§ **AIM OF THE TASK**:
Find and copy every line in the records that includes the string "total".

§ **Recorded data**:

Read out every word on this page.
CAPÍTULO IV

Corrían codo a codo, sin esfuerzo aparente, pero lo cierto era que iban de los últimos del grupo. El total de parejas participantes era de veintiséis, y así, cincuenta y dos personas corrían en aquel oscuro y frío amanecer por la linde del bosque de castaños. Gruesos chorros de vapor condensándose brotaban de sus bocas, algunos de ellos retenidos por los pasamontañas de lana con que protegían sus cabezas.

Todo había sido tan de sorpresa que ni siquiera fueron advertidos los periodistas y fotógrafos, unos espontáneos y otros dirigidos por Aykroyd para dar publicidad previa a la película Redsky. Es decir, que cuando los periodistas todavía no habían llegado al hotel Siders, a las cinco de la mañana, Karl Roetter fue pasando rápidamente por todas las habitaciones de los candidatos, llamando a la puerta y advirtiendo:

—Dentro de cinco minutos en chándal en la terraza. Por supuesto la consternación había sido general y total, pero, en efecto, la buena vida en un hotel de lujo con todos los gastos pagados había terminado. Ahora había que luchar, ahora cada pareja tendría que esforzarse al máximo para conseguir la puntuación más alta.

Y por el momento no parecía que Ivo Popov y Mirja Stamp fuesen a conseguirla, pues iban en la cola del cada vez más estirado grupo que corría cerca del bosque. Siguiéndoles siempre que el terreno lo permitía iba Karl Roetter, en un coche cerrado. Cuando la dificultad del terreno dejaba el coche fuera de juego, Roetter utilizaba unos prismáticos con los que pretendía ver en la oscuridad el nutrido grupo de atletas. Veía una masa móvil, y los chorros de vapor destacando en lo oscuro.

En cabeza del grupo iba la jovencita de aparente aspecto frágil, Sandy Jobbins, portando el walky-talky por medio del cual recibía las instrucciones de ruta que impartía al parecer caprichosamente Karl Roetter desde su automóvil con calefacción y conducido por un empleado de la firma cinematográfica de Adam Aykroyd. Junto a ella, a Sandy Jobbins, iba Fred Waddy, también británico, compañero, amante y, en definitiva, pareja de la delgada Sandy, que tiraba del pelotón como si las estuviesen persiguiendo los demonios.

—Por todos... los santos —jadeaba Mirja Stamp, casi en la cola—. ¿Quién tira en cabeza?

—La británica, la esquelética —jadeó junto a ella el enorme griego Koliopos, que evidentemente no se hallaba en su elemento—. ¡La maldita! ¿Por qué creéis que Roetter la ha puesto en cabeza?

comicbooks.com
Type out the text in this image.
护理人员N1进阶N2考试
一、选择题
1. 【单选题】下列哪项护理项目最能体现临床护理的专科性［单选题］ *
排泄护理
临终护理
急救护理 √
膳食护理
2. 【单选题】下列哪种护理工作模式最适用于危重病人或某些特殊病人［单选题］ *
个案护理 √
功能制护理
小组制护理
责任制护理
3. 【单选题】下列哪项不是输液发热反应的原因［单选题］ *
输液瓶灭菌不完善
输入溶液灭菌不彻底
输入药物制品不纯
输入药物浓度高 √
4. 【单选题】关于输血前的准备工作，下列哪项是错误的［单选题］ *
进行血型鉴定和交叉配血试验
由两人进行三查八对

§ **SOLUTION TO THE PROBLEM**:
Corrían codo a codo, sin esfuerzo aparente, pero lo cierto era que iban de los últimos del grupo. El total de parejas participantes era de veintiséis, y así, cincuenta y dos personas corrían en aquel oscuro y frío amanecer por la linde del bosque de castaños. Gruesos chorros de vapor condensándose brotaban de sus bocas, algunos de ellos retenidos por los pasamontañas de lana con que protegían sus cabezas.
—Dentro de cinco minutos en chándal en la terraza. Por supuesto la consternación había sido general y total, pero, en efecto, la buena vida en un hotel de lujo con todos los gastos pagados había terminado. Ahora había que luchar, ahora cada pareja tendría que esforzarse al máximo para conseguir la puntuación más alta.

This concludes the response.